* What the exercise asks *
The records that follow need to be output exactly as they are.
— Start Data extract —
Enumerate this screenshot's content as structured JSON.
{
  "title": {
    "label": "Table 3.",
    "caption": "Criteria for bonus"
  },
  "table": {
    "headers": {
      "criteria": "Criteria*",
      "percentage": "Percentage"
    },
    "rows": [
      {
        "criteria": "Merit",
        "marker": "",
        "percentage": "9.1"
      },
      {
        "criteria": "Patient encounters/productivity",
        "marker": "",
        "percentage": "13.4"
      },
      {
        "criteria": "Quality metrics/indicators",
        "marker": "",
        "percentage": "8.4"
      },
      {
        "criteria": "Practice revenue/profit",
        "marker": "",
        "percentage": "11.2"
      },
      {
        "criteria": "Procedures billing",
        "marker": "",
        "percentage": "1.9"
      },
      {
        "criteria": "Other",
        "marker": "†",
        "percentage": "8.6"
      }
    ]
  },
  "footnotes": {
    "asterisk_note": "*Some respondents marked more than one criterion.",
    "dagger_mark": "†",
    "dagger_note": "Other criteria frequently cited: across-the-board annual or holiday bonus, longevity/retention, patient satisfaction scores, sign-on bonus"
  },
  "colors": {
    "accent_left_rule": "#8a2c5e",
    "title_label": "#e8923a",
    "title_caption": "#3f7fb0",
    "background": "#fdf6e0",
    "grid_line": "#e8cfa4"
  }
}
— End Data extract —
* Correct answer *
Enumerate this screenshot's content as structured JSON.
{
  "title": {
    "label": "Table 3.",
    "caption": "Criteria for bonus"
  },
  "table": {
    "headers": {
      "criteria": "Criteria*",
      "percentage": "Percentage"
    },
    "rows": [
      {
        "criteria": "Merit",
        "marker": "",
        "percentage": "9.1"
      },
      {
        "criteria": "Patient encounters/productivity",
        "marker": "",
        "percentage": "13.4"
      },
      {
        "criteria": "Quality metrics/indicators",
        "marker": "",
        "percentage": "8.4"
      },
      {
        "criteria": "Practice revenue/profit",
        "marker": "",
        "percentage": "11.2"
      },
      {
        "criteria": "Procedures billing",
        "marker": "",
        "percentage": "1.9"
      },
      {
        "criteria": "Other",
        "marker": "†",
        "percentage": "8.6"
      }
    ]
  },
  "footnotes": {
    "asterisk_note": "*Some respondents marked more than one criterion.",
    "dagger_mark": "†",
    "dagger_note": "Other criteria frequently cited: across-the-board annual or holiday bonus, longevity/retention, patient satisfaction scores, sign-on bonus"
  },
  "colors": {
    "accent_left_rule": "#8a2c5e",
    "title_label": "#e8923a",
    "title_caption": "#3f7fb0",
    "background": "#fdf6e0",
    "grid_line": "#e8cfa4"
  }
}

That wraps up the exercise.